▶ [TASKS FOR THIS EXERCISE]:
a. According to the court decision, how many coconuts did Fortunato Layague gather?
b. Duplicate the court decision from "From this judgment, the" down to "to this Court.".

## Begin SOURCE DOCUMENT

From this judgment, the defendant appealed to the Court of Appeals, contending that the lower court erred:

  1. In failing to render judgment with respect to the counterclaim presented by the defendant-appellant against the plaintiffs-appellees on which an order of default had been entered and evidence presented by the defendant-appellant;
  2. In not having rendered judgment in favor of the defendant-appellant against the plaintiff Santiago Rombo for PI,320.00 and against the plaintiff Fortunato Layague for P4,400.00 for the value of the coconuts they gathered from* the land in question during the crop years 1947-1948.

As the case was submitted upon a stipulation of facts and the issue involved is one of law, the Court of Appeals certified the case to this Court.

The validity of the sales made by the heirs of their respective shares in the realty under administration is no longer contested by defendant-appellant. The only question now for determination, as stated by appellant herself in her brief, is whether or not the trial judge erred in not rendering judgment with respect to her counterclaim for the value of the fruits gathered by plaintiffs from the land during the crop year 1947-48.

It is admitted in the stipulation of facts that plaintiffs-appellees were "during the year 1947-48 up to September 1949" in possession of two-thirds portion of the land under administration proceedings by virtue of the deeds of sale executed by the heirs; that during that period, Fortunato Layague gathered 40,000 coconuts which yielded about 8,000 kilos of copra, while Santiago Rombo gathered 12,000 coconuts which he converted into 2,400 kilos of copra; and that both of them sold the copra, the price thereof being P55.00 per hundred piculs at the time. It is likewise admitted that the land in question was in custodia legis when the heirs sold their interest or participation therein in 1946. As a matter of fact, the intestate proceedings of the late Alipia Perez was instituted way back in 1936 and has not yet been closed or terminated.

## End SOURCE DOCUMENT
## Begin SUPPLIED INFORMATION

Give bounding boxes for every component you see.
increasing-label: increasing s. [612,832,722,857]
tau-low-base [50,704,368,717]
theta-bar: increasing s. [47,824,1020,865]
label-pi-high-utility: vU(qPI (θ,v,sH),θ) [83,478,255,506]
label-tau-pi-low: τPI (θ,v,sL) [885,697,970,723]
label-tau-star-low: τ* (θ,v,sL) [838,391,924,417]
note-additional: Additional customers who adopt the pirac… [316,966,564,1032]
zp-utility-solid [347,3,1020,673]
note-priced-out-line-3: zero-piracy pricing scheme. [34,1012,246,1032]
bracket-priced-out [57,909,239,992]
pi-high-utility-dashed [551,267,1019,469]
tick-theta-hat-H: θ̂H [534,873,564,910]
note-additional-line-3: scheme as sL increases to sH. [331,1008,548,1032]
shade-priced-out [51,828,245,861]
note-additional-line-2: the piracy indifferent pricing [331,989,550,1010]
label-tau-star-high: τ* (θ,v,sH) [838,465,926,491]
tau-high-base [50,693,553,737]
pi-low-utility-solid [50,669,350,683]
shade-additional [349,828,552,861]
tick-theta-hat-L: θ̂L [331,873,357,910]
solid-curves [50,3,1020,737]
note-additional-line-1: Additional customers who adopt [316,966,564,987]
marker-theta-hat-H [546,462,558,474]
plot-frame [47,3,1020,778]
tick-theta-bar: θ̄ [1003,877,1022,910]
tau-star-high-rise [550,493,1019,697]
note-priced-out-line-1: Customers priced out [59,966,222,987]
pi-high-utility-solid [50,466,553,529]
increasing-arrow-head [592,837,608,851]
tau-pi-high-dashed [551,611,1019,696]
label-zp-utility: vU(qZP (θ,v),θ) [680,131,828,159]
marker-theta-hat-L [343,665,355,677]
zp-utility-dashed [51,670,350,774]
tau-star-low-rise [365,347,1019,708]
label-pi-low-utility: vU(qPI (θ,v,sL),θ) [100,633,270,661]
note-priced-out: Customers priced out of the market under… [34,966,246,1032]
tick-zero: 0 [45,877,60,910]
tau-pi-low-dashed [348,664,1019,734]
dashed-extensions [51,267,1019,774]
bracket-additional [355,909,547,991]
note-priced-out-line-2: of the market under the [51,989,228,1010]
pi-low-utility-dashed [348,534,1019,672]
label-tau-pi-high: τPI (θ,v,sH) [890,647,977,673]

## End SUPPLIED INFORMATION

▶ [FINAL ANSWERS]:
a. 40,000 coconuts.

b.
From this judgment, the defendant appealed to the Court of Appeals, contending that the lower court erred:

  1. In failing to render judgment with respect to the counterclaim presented by the defendant-appellant against the plaintiffs-appellees on which an order of default had been entered and evidence presented by the defendant-appellant;
  2. In not having rendered judgment in favor of the defendant-appellant against the plaintiff Santiago Rombo for PI,320.00 and against the plaintiff Fortunato Layague for P4,400.00 for the value of the coconuts they gathered from* the land in question during the crop years 1947-1948.

As the case was submitted upon a stipulation of facts and the issue involved is one of law, the Court of Appeals certified the case to this Court.